===== TASK INPUTS

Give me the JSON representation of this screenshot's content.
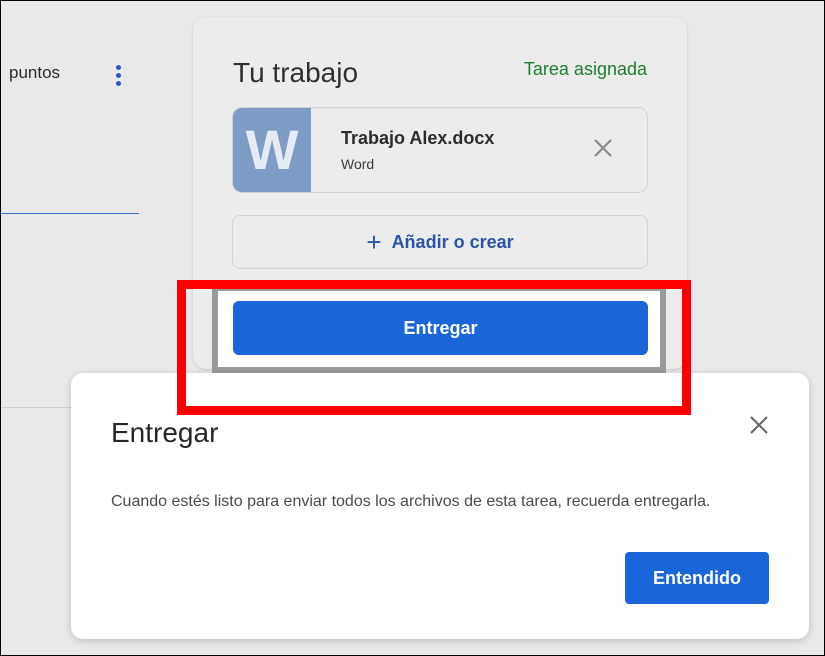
{
  "background": {
    "points_label": "puntos"
  },
  "work_card": {
    "title": "Tu trabajo",
    "status": "Tarea asignada",
    "attachment": {
      "thumb_letter": "W",
      "name": "Trabajo Alex.docx",
      "type": "Word"
    },
    "add_label": "Añadir o crear",
    "add_plus": "+",
    "submit_label": "Entregar"
  },
  "dialog": {
    "title": "Entregar",
    "body": "Cuando estés listo para enviar todos los archivos de esta tarea, recuerda entregarla.",
    "ok_label": "Entendido"
  },
  "colors": {
    "accent_blue": "#1a66d8",
    "status_green": "#1e7d2e",
    "highlight_red": "#ff0000",
    "word_thumb": "#7f9cc6"
  }
}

==========

→ WHAT IS EXPECTED: Leave out the pictures and transcribe everything else exactly.

→ RESPONSE TO THE EXERCISE:
Give me the JSON representation of this screenshot's content.
{
  "background": {
    "points_label": "puntos"
  },
  "work_card": {
    "title": "Tu trabajo",
    "status": "Tarea asignada",
    "attachment": {
      "thumb_letter": "W",
      "name": "Trabajo Alex.docx",
      "type": "Word"
    },
    "add_label": "Añadir o crear",
    "add_plus": "+",
    "submit_label": "Entregar"
  },
  "dialog": {
    "title": "Entregar",
    "body": "Cuando estés listo para enviar todos los archivos de esta tarea, recuerda entregarla.",
    "ok_label": "Entendido"
  },
  "colors": {
    "accent_blue": "#1a66d8",
    "status_green": "#1e7d2e",
    "highlight_red": "#ff0000",
    "word_thumb": "#7f9cc6"
  }
}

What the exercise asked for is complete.